**Goal:**
Answer with a single number: the count of lines that hold "populates".

[Records about charts and figures]
+--
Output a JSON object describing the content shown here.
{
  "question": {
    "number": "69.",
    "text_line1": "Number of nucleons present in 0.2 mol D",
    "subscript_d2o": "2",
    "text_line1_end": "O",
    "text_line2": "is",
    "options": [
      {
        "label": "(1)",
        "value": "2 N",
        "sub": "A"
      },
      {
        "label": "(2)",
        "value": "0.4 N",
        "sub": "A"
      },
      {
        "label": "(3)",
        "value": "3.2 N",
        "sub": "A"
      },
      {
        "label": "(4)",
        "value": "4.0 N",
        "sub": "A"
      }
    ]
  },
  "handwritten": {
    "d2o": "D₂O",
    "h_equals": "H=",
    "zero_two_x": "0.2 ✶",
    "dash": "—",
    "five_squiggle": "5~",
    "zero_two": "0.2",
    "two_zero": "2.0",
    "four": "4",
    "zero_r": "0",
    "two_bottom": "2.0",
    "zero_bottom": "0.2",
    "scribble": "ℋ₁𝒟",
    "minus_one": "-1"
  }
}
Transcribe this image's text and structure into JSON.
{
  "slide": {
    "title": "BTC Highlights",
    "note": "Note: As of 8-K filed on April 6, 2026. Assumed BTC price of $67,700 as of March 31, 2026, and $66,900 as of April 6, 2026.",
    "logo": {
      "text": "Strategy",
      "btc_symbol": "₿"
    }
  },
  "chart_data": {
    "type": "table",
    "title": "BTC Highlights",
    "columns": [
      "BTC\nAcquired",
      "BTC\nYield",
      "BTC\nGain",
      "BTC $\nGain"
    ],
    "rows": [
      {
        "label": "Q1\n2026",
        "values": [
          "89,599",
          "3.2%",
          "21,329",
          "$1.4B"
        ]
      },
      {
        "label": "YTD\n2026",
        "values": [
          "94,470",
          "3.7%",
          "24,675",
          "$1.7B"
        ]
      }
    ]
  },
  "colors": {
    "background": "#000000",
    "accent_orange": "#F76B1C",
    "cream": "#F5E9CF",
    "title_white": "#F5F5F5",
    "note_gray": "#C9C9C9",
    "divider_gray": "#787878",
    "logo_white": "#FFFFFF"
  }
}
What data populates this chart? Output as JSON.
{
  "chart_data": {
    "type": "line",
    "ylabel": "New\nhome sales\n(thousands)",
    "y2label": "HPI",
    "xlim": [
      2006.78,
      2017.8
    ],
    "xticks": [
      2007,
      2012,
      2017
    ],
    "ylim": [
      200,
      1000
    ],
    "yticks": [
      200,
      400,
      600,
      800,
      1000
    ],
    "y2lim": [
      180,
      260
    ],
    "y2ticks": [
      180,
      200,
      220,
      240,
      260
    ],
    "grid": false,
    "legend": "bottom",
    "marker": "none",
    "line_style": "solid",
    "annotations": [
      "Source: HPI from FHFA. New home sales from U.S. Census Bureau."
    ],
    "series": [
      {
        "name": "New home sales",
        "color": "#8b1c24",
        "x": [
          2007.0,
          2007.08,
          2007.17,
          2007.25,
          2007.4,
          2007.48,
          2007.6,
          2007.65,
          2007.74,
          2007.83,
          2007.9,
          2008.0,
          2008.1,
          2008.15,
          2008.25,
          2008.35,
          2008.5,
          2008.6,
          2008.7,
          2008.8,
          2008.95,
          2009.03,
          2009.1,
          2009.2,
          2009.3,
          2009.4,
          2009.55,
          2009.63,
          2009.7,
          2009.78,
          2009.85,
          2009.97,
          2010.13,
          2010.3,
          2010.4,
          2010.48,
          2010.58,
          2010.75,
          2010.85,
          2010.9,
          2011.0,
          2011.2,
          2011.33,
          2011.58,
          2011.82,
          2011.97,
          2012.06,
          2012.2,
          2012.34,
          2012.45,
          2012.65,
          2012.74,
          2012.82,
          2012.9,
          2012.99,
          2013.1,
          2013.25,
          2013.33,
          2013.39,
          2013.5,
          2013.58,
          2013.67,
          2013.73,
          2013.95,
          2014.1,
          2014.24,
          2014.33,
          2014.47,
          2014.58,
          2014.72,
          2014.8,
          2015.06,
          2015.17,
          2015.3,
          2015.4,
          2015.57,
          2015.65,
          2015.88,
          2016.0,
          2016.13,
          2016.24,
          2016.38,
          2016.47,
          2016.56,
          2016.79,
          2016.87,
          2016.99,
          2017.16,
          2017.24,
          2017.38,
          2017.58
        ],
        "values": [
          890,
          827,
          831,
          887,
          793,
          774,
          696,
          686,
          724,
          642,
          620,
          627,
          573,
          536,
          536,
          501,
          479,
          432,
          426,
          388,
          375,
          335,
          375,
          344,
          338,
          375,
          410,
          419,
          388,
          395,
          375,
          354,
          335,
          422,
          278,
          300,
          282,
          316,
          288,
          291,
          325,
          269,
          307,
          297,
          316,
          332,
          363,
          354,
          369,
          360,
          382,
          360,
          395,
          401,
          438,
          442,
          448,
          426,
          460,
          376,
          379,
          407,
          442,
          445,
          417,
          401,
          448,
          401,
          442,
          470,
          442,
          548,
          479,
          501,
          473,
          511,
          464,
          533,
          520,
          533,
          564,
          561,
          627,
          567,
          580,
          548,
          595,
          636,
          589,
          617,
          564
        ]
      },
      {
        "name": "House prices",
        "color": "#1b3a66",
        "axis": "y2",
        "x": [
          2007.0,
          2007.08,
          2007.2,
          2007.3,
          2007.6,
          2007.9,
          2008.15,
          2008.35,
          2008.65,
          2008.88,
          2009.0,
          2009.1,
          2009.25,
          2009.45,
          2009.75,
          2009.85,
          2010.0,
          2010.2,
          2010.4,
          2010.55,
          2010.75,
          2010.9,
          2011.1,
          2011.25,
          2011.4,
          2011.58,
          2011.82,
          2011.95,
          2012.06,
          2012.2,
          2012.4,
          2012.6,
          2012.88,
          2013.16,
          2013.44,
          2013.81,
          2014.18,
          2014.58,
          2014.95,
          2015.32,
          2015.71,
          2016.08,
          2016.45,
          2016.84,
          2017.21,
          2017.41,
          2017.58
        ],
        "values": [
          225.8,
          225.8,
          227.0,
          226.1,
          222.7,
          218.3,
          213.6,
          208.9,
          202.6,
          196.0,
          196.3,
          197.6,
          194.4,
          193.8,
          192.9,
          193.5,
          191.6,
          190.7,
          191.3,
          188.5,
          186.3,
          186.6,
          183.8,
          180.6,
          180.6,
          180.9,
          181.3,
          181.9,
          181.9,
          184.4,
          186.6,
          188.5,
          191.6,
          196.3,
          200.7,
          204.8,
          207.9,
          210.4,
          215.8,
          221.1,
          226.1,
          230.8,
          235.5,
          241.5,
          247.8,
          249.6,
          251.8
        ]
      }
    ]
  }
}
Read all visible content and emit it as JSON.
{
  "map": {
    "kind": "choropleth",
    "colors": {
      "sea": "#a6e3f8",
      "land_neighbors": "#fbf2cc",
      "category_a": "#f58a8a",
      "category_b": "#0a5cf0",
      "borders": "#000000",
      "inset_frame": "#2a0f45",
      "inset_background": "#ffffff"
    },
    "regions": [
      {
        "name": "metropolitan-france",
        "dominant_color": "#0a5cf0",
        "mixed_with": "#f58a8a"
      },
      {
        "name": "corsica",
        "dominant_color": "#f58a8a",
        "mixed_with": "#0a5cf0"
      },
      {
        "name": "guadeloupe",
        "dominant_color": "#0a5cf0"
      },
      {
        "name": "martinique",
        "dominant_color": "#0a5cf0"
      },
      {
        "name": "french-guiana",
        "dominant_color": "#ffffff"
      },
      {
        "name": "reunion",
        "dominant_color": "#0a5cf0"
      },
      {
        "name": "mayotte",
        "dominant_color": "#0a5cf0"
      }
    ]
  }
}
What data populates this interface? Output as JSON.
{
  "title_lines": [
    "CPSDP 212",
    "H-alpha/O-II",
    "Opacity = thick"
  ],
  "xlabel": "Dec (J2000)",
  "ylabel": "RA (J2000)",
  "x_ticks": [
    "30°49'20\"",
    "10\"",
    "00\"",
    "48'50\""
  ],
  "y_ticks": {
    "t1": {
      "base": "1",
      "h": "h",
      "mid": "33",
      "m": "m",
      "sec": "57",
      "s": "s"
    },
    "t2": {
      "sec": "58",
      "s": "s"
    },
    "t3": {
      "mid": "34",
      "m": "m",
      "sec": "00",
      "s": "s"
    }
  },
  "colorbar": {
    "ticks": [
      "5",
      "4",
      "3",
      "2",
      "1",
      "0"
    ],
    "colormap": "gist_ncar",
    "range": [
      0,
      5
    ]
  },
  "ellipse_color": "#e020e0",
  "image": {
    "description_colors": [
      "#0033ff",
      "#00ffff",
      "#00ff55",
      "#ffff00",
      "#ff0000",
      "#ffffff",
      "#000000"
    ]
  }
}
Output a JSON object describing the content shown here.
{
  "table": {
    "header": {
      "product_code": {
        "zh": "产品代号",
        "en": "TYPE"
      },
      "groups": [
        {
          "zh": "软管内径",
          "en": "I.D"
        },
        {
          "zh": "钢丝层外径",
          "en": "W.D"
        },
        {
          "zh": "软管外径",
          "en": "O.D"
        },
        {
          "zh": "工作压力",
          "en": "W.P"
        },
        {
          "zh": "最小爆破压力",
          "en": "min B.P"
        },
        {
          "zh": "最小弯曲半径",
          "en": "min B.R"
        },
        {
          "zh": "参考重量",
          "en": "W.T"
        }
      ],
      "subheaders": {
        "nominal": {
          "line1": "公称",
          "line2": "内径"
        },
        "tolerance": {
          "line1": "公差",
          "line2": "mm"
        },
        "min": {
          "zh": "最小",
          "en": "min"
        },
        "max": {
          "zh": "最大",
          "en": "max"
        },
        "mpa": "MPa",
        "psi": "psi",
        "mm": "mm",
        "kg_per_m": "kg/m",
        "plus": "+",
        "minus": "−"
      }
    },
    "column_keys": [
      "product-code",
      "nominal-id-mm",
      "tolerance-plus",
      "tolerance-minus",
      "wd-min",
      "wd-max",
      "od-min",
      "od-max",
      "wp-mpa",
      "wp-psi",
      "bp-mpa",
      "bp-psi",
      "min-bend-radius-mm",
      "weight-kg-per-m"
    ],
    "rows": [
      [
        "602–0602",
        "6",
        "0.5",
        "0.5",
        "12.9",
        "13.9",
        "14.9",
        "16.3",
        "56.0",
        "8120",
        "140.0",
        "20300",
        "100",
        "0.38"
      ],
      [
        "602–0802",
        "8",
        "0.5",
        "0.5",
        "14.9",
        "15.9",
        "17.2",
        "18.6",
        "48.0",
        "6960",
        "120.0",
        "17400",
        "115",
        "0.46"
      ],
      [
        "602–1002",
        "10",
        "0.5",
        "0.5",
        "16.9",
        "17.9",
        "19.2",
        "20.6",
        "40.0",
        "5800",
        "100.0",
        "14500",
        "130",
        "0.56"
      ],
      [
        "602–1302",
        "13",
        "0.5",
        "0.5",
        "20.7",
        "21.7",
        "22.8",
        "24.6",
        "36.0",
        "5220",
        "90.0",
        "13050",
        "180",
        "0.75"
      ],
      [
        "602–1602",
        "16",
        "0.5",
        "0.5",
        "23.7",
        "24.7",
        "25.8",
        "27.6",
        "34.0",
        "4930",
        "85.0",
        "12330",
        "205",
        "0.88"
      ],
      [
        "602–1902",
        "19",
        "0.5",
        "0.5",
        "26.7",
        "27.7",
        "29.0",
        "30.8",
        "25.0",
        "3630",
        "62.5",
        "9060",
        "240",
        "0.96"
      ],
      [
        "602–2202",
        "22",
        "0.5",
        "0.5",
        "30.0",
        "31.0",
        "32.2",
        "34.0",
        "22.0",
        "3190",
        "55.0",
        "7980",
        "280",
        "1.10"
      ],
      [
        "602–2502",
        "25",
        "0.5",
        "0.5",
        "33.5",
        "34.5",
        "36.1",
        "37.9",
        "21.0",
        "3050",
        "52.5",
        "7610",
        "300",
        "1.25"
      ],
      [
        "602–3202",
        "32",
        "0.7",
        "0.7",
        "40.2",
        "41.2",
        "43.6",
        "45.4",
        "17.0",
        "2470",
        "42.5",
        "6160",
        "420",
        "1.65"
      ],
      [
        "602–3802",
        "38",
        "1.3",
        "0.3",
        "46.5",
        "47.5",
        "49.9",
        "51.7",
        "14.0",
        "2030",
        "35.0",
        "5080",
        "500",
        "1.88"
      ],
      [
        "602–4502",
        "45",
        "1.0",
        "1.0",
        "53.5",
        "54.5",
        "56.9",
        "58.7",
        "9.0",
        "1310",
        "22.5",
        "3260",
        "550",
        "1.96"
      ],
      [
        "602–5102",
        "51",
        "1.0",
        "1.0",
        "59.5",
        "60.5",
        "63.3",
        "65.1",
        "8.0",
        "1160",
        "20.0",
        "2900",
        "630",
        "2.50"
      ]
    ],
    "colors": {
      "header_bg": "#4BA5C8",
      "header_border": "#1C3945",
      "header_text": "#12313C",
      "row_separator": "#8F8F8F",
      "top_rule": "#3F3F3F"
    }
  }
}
+--
**Problem solution:**
2